◆ YOUR TASK:
Would you quote the material below in full and unchanged?
* Start *
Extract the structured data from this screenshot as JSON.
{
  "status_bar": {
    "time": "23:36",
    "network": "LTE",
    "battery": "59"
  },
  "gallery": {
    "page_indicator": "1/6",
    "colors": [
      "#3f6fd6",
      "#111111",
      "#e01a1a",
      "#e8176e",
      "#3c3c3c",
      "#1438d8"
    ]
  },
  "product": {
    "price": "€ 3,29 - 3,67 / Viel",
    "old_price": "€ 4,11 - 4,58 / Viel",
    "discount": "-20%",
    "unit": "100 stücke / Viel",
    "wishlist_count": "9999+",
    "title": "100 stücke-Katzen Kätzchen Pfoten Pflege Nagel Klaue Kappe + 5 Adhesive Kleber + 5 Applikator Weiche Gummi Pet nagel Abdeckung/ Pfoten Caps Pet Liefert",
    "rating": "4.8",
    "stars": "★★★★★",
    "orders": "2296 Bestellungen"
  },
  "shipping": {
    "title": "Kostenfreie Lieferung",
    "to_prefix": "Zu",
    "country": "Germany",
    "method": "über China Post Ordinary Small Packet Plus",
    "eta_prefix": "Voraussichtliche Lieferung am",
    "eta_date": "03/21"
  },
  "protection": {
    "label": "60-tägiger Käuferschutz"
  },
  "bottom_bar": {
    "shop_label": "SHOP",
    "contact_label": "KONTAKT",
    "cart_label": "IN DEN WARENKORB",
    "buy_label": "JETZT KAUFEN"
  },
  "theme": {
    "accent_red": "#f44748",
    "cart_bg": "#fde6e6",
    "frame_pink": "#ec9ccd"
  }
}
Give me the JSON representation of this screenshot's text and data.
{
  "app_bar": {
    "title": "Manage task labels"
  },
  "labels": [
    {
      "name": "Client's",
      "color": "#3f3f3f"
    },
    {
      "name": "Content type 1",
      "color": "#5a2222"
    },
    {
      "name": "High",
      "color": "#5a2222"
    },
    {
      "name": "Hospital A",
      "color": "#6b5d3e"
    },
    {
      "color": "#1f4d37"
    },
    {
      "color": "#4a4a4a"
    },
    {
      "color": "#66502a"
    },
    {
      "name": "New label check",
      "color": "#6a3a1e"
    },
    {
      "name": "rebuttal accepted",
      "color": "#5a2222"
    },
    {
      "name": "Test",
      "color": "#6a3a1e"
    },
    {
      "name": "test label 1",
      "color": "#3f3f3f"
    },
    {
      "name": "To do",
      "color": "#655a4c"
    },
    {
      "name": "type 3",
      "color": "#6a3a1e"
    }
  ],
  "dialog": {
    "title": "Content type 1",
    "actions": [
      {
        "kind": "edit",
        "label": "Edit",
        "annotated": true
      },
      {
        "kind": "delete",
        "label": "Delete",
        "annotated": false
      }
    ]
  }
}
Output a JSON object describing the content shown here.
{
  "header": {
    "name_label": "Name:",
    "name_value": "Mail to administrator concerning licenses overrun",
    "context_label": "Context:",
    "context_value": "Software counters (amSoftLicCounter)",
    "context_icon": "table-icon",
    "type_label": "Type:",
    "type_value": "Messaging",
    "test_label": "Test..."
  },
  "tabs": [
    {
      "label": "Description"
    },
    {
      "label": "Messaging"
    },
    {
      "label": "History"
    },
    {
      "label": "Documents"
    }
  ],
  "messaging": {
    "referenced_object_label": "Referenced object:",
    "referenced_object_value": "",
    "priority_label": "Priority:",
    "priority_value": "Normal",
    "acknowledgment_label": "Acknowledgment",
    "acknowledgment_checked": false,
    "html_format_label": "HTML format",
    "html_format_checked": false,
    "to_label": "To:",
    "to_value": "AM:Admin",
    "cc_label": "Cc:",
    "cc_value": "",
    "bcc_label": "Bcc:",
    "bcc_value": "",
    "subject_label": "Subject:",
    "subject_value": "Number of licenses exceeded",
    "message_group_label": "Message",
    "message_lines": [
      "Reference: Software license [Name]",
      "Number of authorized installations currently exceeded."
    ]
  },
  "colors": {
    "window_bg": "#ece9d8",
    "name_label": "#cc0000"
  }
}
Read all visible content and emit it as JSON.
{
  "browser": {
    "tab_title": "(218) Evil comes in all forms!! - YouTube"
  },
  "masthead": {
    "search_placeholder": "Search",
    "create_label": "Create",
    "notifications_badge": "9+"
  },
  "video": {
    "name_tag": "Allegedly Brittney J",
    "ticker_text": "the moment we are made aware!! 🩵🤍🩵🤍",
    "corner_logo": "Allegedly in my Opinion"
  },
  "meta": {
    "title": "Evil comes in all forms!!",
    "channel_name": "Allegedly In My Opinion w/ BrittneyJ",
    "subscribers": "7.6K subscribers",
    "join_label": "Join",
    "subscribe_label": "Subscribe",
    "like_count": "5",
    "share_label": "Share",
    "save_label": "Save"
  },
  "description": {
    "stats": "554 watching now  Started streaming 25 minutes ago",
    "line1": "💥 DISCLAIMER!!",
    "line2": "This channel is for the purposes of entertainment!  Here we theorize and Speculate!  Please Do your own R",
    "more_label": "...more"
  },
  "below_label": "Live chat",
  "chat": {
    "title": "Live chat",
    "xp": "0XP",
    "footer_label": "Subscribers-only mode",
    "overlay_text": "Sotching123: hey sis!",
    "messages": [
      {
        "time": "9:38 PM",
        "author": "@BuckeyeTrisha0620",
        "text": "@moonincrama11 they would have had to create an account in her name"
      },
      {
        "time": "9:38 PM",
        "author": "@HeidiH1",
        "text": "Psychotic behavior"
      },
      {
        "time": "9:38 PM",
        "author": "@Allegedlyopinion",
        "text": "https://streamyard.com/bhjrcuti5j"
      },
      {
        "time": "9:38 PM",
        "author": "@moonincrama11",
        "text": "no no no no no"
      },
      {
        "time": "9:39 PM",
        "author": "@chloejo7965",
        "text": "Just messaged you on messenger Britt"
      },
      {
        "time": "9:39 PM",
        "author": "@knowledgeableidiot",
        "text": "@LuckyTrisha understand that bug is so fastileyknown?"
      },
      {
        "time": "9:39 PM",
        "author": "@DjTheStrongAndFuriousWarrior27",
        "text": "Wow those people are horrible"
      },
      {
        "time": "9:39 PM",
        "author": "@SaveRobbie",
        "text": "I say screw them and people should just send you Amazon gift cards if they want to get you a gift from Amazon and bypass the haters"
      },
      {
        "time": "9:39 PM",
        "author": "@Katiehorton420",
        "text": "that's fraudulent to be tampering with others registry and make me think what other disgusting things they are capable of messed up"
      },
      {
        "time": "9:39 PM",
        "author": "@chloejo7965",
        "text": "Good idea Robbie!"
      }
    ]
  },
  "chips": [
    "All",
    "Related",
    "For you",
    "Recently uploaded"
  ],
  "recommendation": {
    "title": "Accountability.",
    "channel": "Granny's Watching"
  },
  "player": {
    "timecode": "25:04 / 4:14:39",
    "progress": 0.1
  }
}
* End *
◆ TASK RESULT:
Extract the structured data from this screenshot as JSON.
{
  "status_bar": {
    "time": "23:36",
    "network": "LTE",
    "battery": "59"
  },
  "gallery": {
    "page_indicator": "1/6",
    "colors": [
      "#3f6fd6",
      "#111111",
      "#e01a1a",
      "#e8176e",
      "#3c3c3c",
      "#1438d8"
    ]
  },
  "product": {
    "price": "€ 3,29 - 3,67 / Viel",
    "old_price": "€ 4,11 - 4,58 / Viel",
    "discount": "-20%",
    "unit": "100 stücke / Viel",
    "wishlist_count": "9999+",
    "title": "100 stücke-Katzen Kätzchen Pfoten Pflege Nagel Klaue Kappe + 5 Adhesive Kleber + 5 Applikator Weiche Gummi Pet nagel Abdeckung/ Pfoten Caps Pet Liefert",
    "rating": "4.8",
    "stars": "★★★★★",
    "orders": "2296 Bestellungen"
  },
  "shipping": {
    "title": "Kostenfreie Lieferung",
    "to_prefix": "Zu",
    "country": "Germany",
    "method": "über China Post Ordinary Small Packet Plus",
    "eta_prefix": "Voraussichtliche Lieferung am",
    "eta_date": "03/21"
  },
  "protection": {
    "label": "60-tägiger Käuferschutz"
  },
  "bottom_bar": {
    "shop_label": "SHOP",
    "contact_label": "KONTAKT",
    "cart_label": "IN DEN WARENKORB",
    "buy_label": "JETZT KAUFEN"
  },
  "theme": {
    "accent_red": "#f44748",
    "cart_bg": "#fde6e6",
    "frame_pink": "#ec9ccd"
  }
}
Give me the JSON representation of this screenshot's text and data.
{
  "app_bar": {
    "title": "Manage task labels"
  },
  "labels": [
    {
      "name": "Client's",
      "color": "#3f3f3f"
    },
    {
      "name": "Content type 1",
      "color": "#5a2222"
    },
    {
      "name": "High",
      "color": "#5a2222"
    },
    {
      "name": "Hospital A",
      "color": "#6b5d3e"
    },
    {
      "color": "#1f4d37"
    },
    {
      "color": "#4a4a4a"
    },
    {
      "color": "#66502a"
    },
    {
      "name": "New label check",
      "color": "#6a3a1e"
    },
    {
      "name": "rebuttal accepted",
      "color": "#5a2222"
    },
    {
      "name": "Test",
      "color": "#6a3a1e"
    },
    {
      "name": "test label 1",
      "color": "#3f3f3f"
    },
    {
      "name": "To do",
      "color": "#655a4c"
    },
    {
      "name": "type 3",
      "color": "#6a3a1e"
    }
  ],
  "dialog": {
    "title": "Content type 1",
    "actions": [
      {
        "kind": "edit",
        "label": "Edit",
        "annotated": true
      },
      {
        "kind": "delete",
        "label": "Delete",
        "annotated": false
      }
    ]
  }
}
Output a JSON object describing the content shown here.
{
  "header": {
    "name_label": "Name:",
    "name_value": "Mail to administrator concerning licenses overrun",
    "context_label": "Context:",
    "context_value": "Software counters (amSoftLicCounter)",
    "context_icon": "table-icon",
    "type_label": "Type:",
    "type_value": "Messaging",
    "test_label": "Test..."
  },
  "tabs": [
    {
      "label": "Description"
    },
    {
      "label": "Messaging"
    },
    {
      "label": "History"
    },
    {
      "label": "Documents"
    }
  ],
  "messaging": {
    "referenced_object_label": "Referenced object:",
    "referenced_object_value": "",
    "priority_label": "Priority:",
    "priority_value": "Normal",
    "acknowledgment_label": "Acknowledgment",
    "acknowledgment_checked": false,
    "html_format_label": "HTML format",
    "html_format_checked": false,
    "to_label": "To:",
    "to_value": "AM:Admin",
    "cc_label": "Cc:",
    "cc_value": "",
    "bcc_label": "Bcc:",
    "bcc_value": "",
    "subject_label": "Subject:",
    "subject_value": "Number of licenses exceeded",
    "message_group_label": "Message",
    "message_lines": [
      "Reference: Software license [Name]",
      "Number of authorized installations currently exceeded."
    ]
  },
  "colors": {
    "window_bg": "#ece9d8",
    "name_label": "#cc0000"
  }
}
Read all visible content and emit it as JSON.
{
  "browser": {
    "tab_title": "(218) Evil comes in all forms!! - YouTube"
  },
  "masthead": {
    "search_placeholder": "Search",
    "create_label": "Create",
    "notifications_badge": "9+"
  },
  "video": {
    "name_tag": "Allegedly Brittney J",
    "ticker_text": "the moment we are made aware!! 🩵🤍🩵🤍",
    "corner_logo": "Allegedly in my Opinion"
  },
  "meta": {
    "title": "Evil comes in all forms!!",
    "channel_name": "Allegedly In My Opinion w/ BrittneyJ",
    "subscribers": "7.6K subscribers",
    "join_label": "Join",
    "subscribe_label": "Subscribe",
    "like_count": "5",
    "share_label": "Share",
    "save_label": "Save"
  },
  "description": {
    "stats": "554 watching now  Started streaming 25 minutes ago",
    "line1": "💥 DISCLAIMER!!",
    "line2": "This channel is for the purposes of entertainment!  Here we theorize and Speculate!  Please Do your own R",
    "more_label": "...more"
  },
  "below_label": "Live chat",
  "chat": {
    "title": "Live chat",
    "xp": "0XP",
    "footer_label": "Subscribers-only mode",
    "overlay_text": "Sotching123: hey sis!",
    "messages": [
      {
        "time": "9:38 PM",
        "author": "@BuckeyeTrisha0620",
        "text": "@moonincrama11 they would have had to create an account in her name"
      },
      {
        "time": "9:38 PM",
        "author": "@HeidiH1",
        "text": "Psychotic behavior"
      },
      {
        "time": "9:38 PM",
        "author": "@Allegedlyopinion",
        "text": "https://streamyard.com/bhjrcuti5j"
      },
      {
        "time": "9:38 PM",
        "author": "@moonincrama11",
        "text": "no no no no no"
      },
      {
        "time": "9:39 PM",
        "author": "@chloejo7965",
        "text": "Just messaged you on messenger Britt"
      },
      {
        "time": "9:39 PM",
        "author": "@knowledgeableidiot",
        "text": "@LuckyTrisha understand that bug is so fastileyknown?"
      },
      {
        "time": "9:39 PM",
        "author": "@DjTheStrongAndFuriousWarrior27",
        "text": "Wow those people are horrible"
      },
      {
        "time": "9:39 PM",
        "author": "@SaveRobbie",
        "text": "I say screw them and people should just send you Amazon gift cards if they want to get you a gift from Amazon and bypass the haters"
      },
      {
        "time": "9:39 PM",
        "author": "@Katiehorton420",
        "text": "that's fraudulent to be tampering with others registry and make me think what other disgusting things they are capable of messed up"
      },
      {
        "time": "9:39 PM",
        "author": "@chloejo7965",
        "text": "Good idea Robbie!"
      }
    ]
  },
  "chips": [
    "All",
    "Related",
    "For you",
    "Recently uploaded"
  ],
  "recommendation": {
    "title": "Accountability.",
    "channel": "Granny's Watching"
  },
  "player": {
    "timecode": "25:04 / 4:14:39",
    "progress": 0.1
  }
}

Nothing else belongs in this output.